**Data excerpts**:
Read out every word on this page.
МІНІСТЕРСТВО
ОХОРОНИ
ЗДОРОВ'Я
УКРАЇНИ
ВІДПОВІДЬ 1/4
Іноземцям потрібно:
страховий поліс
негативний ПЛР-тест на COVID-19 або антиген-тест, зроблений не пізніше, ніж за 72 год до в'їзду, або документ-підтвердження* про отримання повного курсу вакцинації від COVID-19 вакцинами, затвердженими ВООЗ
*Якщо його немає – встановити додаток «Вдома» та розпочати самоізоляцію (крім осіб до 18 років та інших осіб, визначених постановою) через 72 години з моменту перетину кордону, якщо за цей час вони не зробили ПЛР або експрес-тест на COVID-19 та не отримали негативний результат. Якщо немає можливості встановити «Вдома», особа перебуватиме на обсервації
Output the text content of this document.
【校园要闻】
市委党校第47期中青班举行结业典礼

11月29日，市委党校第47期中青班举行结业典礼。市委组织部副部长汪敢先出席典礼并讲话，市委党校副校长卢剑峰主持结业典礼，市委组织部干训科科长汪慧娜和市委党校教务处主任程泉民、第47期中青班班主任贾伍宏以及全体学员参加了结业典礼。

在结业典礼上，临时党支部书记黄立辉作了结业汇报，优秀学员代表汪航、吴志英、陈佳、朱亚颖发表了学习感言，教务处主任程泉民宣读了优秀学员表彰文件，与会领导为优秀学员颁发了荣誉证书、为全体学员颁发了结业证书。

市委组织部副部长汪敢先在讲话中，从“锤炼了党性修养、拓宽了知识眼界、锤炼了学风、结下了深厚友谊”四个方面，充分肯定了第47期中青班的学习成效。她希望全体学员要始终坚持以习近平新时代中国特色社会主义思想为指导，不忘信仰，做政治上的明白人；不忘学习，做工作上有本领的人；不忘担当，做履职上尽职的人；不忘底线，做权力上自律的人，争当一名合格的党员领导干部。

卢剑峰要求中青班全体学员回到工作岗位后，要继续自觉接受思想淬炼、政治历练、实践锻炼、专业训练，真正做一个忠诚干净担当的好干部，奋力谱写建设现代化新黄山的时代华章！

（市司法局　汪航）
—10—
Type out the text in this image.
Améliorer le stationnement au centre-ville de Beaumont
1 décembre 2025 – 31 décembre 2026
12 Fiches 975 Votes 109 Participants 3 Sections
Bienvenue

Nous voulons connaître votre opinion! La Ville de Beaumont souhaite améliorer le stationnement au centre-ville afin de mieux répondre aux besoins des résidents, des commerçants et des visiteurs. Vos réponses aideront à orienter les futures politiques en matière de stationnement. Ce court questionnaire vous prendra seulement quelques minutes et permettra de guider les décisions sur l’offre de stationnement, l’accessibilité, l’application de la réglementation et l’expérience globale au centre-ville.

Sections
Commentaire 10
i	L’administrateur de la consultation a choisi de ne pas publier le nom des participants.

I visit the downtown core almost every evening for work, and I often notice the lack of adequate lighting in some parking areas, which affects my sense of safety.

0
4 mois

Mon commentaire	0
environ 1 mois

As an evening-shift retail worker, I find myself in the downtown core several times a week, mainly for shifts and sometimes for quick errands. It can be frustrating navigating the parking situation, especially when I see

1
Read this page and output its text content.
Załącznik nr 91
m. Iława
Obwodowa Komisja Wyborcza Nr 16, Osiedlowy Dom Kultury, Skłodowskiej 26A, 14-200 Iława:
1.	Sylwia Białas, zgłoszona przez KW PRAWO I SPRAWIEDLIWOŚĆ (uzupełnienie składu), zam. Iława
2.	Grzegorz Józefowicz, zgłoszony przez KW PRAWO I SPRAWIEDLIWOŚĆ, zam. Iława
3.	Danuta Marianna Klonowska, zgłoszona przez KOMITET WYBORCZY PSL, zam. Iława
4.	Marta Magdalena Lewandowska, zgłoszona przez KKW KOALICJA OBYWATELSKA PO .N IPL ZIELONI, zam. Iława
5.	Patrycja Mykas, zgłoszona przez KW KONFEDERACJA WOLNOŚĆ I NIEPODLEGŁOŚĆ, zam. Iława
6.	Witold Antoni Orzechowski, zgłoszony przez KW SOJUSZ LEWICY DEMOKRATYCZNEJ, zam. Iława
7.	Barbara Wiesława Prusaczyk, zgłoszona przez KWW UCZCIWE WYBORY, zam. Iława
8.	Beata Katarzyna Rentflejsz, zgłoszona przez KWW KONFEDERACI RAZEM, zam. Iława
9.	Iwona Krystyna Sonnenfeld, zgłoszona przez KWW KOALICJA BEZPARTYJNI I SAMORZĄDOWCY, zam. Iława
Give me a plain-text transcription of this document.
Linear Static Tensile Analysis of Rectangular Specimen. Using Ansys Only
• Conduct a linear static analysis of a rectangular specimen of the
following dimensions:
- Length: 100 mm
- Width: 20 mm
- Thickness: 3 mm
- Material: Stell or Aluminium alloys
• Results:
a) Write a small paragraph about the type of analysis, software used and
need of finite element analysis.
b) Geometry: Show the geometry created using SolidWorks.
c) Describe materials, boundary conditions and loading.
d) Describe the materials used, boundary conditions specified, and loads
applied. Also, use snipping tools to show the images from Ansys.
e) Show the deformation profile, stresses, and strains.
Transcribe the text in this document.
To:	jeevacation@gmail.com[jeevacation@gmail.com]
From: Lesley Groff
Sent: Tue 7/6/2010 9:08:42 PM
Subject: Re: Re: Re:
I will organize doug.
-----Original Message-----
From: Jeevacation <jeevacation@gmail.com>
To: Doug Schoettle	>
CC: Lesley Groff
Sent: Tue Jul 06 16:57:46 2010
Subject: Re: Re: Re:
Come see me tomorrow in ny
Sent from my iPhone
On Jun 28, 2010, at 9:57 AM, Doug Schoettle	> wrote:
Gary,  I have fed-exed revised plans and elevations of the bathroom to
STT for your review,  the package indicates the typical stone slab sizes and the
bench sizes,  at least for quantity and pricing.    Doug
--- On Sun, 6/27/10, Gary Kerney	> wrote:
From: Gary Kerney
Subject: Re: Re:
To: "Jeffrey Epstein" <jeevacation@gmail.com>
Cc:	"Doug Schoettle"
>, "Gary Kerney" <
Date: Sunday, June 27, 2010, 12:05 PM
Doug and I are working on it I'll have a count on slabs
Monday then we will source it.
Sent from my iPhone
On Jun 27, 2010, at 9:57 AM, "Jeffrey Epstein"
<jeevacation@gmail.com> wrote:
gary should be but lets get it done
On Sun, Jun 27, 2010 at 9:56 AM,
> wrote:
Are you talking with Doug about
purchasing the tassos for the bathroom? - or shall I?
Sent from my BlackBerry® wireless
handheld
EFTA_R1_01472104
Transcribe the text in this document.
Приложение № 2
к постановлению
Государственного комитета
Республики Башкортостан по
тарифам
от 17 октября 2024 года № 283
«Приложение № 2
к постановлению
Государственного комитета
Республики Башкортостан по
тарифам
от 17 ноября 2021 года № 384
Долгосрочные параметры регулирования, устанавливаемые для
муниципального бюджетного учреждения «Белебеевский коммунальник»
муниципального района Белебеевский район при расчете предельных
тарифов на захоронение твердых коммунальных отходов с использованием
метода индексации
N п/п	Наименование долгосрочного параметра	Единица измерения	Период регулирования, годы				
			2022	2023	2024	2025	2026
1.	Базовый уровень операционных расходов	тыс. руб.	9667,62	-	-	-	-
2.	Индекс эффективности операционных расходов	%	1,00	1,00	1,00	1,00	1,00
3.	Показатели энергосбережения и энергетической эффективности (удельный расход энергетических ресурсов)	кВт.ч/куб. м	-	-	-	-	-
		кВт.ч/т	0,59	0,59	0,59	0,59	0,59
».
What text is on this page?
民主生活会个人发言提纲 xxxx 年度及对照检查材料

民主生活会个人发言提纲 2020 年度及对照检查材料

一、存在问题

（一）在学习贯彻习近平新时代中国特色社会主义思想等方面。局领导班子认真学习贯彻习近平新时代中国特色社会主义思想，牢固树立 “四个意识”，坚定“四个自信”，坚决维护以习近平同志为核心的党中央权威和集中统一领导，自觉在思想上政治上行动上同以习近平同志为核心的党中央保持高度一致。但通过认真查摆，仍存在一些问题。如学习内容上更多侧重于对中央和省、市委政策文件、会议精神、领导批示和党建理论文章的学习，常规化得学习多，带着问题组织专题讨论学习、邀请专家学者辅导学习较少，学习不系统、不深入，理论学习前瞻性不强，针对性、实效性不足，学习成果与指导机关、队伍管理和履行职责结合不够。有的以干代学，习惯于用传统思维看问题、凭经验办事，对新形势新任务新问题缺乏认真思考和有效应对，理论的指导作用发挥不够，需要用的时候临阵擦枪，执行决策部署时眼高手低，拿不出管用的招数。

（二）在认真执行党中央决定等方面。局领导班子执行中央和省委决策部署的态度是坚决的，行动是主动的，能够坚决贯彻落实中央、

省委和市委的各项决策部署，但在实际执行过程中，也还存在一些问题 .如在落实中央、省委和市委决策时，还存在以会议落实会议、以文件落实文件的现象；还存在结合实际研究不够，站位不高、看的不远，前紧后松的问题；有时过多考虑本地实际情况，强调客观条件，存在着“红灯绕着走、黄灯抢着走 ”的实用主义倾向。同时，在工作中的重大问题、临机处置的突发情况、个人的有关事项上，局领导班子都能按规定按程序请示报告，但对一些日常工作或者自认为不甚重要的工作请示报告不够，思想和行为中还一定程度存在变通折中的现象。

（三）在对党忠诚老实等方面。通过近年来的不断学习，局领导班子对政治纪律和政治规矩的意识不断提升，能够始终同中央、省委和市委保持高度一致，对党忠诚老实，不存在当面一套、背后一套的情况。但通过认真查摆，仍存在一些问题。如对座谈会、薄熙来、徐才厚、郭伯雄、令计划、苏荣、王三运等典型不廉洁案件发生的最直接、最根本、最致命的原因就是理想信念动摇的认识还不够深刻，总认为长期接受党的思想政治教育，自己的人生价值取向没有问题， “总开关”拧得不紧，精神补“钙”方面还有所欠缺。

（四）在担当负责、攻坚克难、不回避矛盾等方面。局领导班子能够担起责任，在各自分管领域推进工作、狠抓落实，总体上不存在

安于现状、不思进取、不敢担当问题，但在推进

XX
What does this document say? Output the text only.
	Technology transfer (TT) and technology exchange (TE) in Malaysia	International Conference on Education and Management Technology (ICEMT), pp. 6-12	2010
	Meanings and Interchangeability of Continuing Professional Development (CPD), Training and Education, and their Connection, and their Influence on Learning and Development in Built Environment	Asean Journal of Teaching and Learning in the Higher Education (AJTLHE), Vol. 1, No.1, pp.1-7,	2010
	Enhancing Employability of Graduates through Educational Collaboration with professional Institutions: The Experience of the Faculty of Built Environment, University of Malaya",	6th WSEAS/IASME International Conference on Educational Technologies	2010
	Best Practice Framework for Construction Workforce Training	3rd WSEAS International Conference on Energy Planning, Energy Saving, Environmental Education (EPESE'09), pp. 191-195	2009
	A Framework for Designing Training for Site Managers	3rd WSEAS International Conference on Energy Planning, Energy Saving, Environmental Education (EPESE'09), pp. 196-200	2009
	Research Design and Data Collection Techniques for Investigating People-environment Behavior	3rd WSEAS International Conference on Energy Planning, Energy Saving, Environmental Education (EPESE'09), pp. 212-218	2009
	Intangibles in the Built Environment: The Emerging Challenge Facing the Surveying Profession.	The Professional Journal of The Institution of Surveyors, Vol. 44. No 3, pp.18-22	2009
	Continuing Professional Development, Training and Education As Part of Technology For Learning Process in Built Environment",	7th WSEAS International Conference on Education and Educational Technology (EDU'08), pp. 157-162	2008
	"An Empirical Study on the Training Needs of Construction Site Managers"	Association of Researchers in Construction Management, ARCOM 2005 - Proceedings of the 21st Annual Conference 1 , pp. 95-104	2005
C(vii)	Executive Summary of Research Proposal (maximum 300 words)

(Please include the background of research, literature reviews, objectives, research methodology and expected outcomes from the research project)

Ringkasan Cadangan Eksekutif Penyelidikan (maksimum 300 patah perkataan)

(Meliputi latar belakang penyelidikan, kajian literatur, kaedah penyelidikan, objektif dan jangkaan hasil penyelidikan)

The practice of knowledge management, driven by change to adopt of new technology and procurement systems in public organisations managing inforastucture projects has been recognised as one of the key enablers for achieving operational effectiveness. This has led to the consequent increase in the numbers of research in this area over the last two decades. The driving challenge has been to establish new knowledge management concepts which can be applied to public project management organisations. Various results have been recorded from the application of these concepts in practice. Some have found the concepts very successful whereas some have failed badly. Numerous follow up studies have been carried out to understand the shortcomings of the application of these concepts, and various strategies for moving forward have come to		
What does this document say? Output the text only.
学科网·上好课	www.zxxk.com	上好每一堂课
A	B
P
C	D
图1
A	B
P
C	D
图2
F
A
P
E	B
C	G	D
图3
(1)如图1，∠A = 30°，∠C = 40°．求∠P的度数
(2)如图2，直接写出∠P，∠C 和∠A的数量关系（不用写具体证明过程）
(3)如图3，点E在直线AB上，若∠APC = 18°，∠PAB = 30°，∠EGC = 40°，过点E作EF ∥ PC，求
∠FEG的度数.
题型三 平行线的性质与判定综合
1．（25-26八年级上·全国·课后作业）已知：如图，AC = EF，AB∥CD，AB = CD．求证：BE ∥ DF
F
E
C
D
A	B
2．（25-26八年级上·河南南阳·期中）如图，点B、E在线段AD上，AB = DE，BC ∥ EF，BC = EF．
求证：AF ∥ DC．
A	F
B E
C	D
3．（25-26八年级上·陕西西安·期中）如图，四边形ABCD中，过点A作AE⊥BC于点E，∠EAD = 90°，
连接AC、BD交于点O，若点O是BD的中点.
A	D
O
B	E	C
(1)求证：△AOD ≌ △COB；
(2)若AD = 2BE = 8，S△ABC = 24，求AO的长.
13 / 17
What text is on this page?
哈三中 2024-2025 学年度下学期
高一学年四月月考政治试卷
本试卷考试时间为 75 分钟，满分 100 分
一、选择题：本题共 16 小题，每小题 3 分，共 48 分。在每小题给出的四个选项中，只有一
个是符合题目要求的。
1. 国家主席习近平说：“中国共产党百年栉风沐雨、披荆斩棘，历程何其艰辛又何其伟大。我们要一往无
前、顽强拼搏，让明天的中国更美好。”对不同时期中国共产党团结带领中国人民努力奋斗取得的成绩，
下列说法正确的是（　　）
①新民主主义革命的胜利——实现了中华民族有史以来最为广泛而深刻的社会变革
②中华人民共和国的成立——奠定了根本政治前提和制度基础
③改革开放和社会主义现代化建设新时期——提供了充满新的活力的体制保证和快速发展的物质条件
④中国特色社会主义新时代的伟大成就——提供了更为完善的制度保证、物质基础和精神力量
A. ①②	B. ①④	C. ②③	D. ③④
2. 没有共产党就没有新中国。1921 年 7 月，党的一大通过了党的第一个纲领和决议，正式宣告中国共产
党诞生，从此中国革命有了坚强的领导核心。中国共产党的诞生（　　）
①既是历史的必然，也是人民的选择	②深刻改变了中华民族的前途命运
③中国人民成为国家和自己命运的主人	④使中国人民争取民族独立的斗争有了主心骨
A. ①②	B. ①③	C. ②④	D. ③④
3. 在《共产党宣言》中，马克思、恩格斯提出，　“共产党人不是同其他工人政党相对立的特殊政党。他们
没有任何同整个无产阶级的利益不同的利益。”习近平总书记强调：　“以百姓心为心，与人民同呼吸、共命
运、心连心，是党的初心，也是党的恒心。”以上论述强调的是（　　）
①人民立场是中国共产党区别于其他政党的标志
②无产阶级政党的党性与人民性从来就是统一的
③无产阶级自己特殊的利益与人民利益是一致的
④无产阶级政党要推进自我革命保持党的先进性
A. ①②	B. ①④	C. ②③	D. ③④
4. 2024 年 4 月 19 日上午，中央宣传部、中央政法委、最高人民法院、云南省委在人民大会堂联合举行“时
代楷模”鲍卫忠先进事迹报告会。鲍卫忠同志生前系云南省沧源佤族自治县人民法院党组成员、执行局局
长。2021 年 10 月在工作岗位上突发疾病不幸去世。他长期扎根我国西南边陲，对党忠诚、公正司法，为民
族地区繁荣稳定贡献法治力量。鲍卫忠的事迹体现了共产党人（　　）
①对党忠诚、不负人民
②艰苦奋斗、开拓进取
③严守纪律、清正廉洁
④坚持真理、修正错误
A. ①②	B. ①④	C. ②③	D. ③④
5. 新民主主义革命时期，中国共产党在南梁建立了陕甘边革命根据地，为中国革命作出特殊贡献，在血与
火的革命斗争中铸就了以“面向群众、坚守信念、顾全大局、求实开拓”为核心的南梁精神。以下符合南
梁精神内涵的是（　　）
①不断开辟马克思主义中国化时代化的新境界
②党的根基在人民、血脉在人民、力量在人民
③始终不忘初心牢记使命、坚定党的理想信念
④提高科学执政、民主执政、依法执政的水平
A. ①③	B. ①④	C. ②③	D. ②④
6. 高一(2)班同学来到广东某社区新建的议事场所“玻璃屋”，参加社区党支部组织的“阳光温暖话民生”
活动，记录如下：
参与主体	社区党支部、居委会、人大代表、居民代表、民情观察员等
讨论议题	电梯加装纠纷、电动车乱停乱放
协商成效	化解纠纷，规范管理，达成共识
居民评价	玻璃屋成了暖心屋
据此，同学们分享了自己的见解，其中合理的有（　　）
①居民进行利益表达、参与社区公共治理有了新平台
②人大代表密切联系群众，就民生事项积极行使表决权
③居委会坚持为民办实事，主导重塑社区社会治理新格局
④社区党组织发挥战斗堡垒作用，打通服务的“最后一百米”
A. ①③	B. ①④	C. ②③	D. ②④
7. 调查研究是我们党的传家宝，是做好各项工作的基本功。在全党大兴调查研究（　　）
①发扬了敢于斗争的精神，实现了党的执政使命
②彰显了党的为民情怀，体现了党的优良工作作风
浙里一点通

**Task to complete**: Identify every line above with the string "негативний" in it. Copy those lines.

**Solution**:
негативний ПЛР-тест на COVID-19 або антиген-тест, зроблений не пізніше, ніж за 72 год до в'їзду, або документ-підтвердження* про отримання повного курсу вакцинації від COVID-19 вакцинами, затвердженими ВООЗ
*Якщо його немає – встановити додаток «Вдома» та розпочати самоізоляцію (крім осіб до 18 років та інших осіб, визначених постановою) через 72 години з моменту перетину кордону, якщо за цей час вони не зробили ПЛР або експрес-тест на COVID-19 та не отримали негативний результат. Якщо немає можливості встановити «Вдома», особа перебуватиме на обсервації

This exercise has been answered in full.